**Short task**. Print the whole listing exactly.

**Figure contents as structured data**.

— Start —

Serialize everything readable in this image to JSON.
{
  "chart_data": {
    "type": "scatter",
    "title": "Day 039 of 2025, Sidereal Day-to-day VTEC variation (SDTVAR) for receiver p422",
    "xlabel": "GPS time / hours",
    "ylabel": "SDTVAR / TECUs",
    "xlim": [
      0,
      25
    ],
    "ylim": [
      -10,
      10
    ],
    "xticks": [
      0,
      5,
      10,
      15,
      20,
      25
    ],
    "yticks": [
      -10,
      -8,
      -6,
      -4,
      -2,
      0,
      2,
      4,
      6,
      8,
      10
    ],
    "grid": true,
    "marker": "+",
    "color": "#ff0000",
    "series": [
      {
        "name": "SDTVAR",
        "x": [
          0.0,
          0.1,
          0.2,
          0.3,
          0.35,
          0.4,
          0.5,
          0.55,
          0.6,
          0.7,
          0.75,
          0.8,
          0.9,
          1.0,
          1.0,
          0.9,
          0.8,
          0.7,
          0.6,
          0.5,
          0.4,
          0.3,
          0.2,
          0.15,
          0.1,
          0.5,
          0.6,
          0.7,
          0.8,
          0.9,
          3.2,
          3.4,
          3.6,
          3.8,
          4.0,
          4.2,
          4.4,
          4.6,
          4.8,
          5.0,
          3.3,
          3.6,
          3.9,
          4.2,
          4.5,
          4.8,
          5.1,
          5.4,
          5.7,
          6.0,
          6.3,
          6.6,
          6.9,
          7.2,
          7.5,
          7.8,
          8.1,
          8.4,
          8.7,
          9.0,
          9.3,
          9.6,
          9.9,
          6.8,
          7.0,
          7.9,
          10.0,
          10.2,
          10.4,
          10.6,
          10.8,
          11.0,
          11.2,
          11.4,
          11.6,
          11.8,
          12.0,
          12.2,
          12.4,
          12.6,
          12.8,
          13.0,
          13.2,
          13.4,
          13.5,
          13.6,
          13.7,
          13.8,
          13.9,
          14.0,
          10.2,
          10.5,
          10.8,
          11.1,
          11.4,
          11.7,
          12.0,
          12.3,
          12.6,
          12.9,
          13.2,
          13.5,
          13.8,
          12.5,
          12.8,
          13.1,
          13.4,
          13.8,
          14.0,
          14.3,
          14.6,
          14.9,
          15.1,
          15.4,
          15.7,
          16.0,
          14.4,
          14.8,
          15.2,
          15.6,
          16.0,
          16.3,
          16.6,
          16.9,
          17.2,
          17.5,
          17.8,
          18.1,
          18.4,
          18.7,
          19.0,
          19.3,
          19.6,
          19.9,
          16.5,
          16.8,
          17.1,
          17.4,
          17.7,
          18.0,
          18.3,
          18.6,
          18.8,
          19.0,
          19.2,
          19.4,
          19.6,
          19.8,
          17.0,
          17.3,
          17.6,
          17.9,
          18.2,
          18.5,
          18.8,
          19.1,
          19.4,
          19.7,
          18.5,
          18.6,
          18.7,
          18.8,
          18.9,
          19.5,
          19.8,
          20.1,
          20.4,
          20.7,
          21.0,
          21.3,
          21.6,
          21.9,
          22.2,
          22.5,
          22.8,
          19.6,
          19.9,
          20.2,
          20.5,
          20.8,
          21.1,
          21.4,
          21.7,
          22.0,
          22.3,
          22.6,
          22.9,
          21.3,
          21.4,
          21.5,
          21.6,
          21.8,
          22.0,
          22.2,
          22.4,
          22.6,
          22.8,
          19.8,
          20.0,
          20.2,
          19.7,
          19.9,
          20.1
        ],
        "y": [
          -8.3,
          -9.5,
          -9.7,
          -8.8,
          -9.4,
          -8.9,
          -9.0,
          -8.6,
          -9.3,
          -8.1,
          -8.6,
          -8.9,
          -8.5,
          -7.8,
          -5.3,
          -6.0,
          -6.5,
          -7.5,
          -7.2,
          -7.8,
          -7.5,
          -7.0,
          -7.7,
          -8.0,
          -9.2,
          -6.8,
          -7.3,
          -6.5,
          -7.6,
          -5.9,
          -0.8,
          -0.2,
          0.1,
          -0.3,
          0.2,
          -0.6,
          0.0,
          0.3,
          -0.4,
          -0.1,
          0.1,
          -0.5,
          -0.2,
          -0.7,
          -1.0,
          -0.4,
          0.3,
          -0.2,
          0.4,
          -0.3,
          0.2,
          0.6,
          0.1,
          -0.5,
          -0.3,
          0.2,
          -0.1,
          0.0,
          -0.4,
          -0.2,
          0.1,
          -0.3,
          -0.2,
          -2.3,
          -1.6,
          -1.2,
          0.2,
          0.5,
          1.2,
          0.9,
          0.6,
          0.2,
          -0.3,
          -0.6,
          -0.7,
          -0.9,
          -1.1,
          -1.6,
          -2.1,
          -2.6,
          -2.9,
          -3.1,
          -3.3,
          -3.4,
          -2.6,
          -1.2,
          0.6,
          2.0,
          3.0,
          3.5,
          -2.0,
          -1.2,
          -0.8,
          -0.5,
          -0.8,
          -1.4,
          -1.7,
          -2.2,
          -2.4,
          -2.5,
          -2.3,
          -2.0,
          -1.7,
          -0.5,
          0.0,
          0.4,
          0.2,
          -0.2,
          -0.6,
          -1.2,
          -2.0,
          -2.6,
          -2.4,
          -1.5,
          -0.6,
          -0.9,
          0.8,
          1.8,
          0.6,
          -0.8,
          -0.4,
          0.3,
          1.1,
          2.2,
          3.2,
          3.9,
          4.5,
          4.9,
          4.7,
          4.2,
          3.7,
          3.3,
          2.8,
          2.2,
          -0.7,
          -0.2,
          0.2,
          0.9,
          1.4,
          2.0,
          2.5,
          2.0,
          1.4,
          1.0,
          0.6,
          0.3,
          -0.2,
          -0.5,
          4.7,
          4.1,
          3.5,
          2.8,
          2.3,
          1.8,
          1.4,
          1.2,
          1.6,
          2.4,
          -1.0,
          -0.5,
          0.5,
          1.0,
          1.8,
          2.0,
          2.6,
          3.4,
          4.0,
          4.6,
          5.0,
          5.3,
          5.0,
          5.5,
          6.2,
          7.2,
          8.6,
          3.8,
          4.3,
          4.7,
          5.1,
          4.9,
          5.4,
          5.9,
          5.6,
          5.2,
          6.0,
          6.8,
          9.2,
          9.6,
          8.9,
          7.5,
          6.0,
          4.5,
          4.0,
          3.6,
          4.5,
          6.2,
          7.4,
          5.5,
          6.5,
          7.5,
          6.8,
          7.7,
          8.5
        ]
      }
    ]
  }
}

— End —

**The completed task**.
Serialize everything readable in this image to JSON.
{
  "chart_data": {
    "type": "scatter",
    "title": "Day 039 of 2025, Sidereal Day-to-day VTEC variation (SDTVAR) for receiver p422",
    "xlabel": "GPS time / hours",
    "ylabel": "SDTVAR / TECUs",
    "xlim": [
      0,
      25
    ],
    "ylim": [
      -10,
      10
    ],
    "xticks": [
      0,
      5,
      10,
      15,
      20,
      25
    ],
    "yticks": [
      -10,
      -8,
      -6,
      -4,
      -2,
      0,
      2,
      4,
      6,
      8,
      10
    ],
    "grid": true,
    "marker": "+",
    "color": "#ff0000",
    "series": [
      {
        "name": "SDTVAR",
        "x": [
          0.0,
          0.1,
          0.2,
          0.3,
          0.35,
          0.4,
          0.5,
          0.55,
          0.6,
          0.7,
          0.75,
          0.8,
          0.9,
          1.0,
          1.0,
          0.9,
          0.8,
          0.7,
          0.6,
          0.5,
          0.4,
          0.3,
          0.2,
          0.15,
          0.1,
          0.5,
          0.6,
          0.7,
          0.8,
          0.9,
          3.2,
          3.4,
          3.6,
          3.8,
          4.0,
          4.2,
          4.4,
          4.6,
          4.8,
          5.0,
          3.3,
          3.6,
          3.9,
          4.2,
          4.5,
          4.8,
          5.1,
          5.4,
          5.7,
          6.0,
          6.3,
          6.6,
          6.9,
          7.2,
          7.5,
          7.8,
          8.1,
          8.4,
          8.7,
          9.0,
          9.3,
          9.6,
          9.9,
          6.8,
          7.0,
          7.9,
          10.0,
          10.2,
          10.4,
          10.6,
          10.8,
          11.0,
          11.2,
          11.4,
          11.6,
          11.8,
          12.0,
          12.2,
          12.4,
          12.6,
          12.8,
          13.0,
          13.2,
          13.4,
          13.5,
          13.6,
          13.7,
          13.8,
          13.9,
          14.0,
          10.2,
          10.5,
          10.8,
          11.1,
          11.4,
          11.7,
          12.0,
          12.3,
          12.6,
          12.9,
          13.2,
          13.5,
          13.8,
          12.5,
          12.8,
          13.1,
          13.4,
          13.8,
          14.0,
          14.3,
          14.6,
          14.9,
          15.1,
          15.4,
          15.7,
          16.0,
          14.4,
          14.8,
          15.2,
          15.6,
          16.0,
          16.3,
          16.6,
          16.9,
          17.2,
          17.5,
          17.8,
          18.1,
          18.4,
          18.7,
          19.0,
          19.3,
          19.6,
          19.9,
          16.5,
          16.8,
          17.1,
          17.4,
          17.7,
          18.0,
          18.3,
          18.6,
          18.8,
          19.0,
          19.2,
          19.4,
          19.6,
          19.8,
          17.0,
          17.3,
          17.6,
          17.9,
          18.2,
          18.5,
          18.8,
          19.1,
          19.4,
          19.7,
          18.5,
          18.6,
          18.7,
          18.8,
          18.9,
          19.5,
          19.8,
          20.1,
          20.4,
          20.7,
          21.0,
          21.3,
          21.6,
          21.9,
          22.2,
          22.5,
          22.8,
          19.6,
          19.9,
          20.2,
          20.5,
          20.8,
          21.1,
          21.4,
          21.7,
          22.0,
          22.3,
          22.6,
          22.9,
          21.3,
          21.4,
          21.5,
          21.6,
          21.8,
          22.0,
          22.2,
          22.4,
          22.6,
          22.8,
          19.8,
          20.0,
          20.2,
          19.7,
          19.9,
          20.1
        ],
        "y": [
          -8.3,
          -9.5,
          -9.7,
          -8.8,
          -9.4,
          -8.9,
          -9.0,
          -8.6,
          -9.3,
          -8.1,
          -8.6,
          -8.9,
          -8.5,
          -7.8,
          -5.3,
          -6.0,
          -6.5,
          -7.5,
          -7.2,
          -7.8,
          -7.5,
          -7.0,
          -7.7,
          -8.0,
          -9.2,
          -6.8,
          -7.3,
          -6.5,
          -7.6,
          -5.9,
          -0.8,
          -0.2,
          0.1,
          -0.3,
          0.2,
          -0.6,
          0.0,
          0.3,
          -0.4,
          -0.1,
          0.1,
          -0.5,
          -0.2,
          -0.7,
          -1.0,
          -0.4,
          0.3,
          -0.2,
          0.4,
          -0.3,
          0.2,
          0.6,
          0.1,
          -0.5,
          -0.3,
          0.2,
          -0.1,
          0.0,
          -0.4,
          -0.2,
          0.1,
          -0.3,
          -0.2,
          -2.3,
          -1.6,
          -1.2,
          0.2,
          0.5,
          1.2,
          0.9,
          0.6,
          0.2,
          -0.3,
          -0.6,
          -0.7,
          -0.9,
          -1.1,
          -1.6,
          -2.1,
          -2.6,
          -2.9,
          -3.1,
          -3.3,
          -3.4,
          -2.6,
          -1.2,
          0.6,
          2.0,
          3.0,
          3.5,
          -2.0,
          -1.2,
          -0.8,
          -0.5,
          -0.8,
          -1.4,
          -1.7,
          -2.2,
          -2.4,
          -2.5,
          -2.3,
          -2.0,
          -1.7,
          -0.5,
          0.0,
          0.4,
          0.2,
          -0.2,
          -0.6,
          -1.2,
          -2.0,
          -2.6,
          -2.4,
          -1.5,
          -0.6,
          -0.9,
          0.8,
          1.8,
          0.6,
          -0.8,
          -0.4,
          0.3,
          1.1,
          2.2,
          3.2,
          3.9,
          4.5,
          4.9,
          4.7,
          4.2,
          3.7,
          3.3,
          2.8,
          2.2,
          -0.7,
          -0.2,
          0.2,
          0.9,
          1.4,
          2.0,
          2.5,
          2.0,
          1.4,
          1.0,
          0.6,
          0.3,
          -0.2,
          -0.5,
          4.7,
          4.1,
          3.5,
          2.8,
          2.3,
          1.8,
          1.4,
          1.2,
          1.6,
          2.4,
          -1.0,
          -0.5,
          0.5,
          1.0,
          1.8,
          2.0,
          2.6,
          3.4,
          4.0,
          4.6,
          5.0,
          5.3,
          5.0,
          5.5,
          6.2,
          7.2,
          8.6,
          3.8,
          4.3,
          4.7,
          5.1,
          4.9,
          5.4,
          5.9,
          5.6,
          5.2,
          6.0,
          6.8,
          9.2,
          9.6,
          8.9,
          7.5,
          6.0,
          4.5,
          4.0,
          3.6,
          4.5,
          6.2,
          7.4,
          5.5,
          6.5,
          7.5,
          6.8,
          7.7,
          8.5
        ]
      }
    ]
  }
}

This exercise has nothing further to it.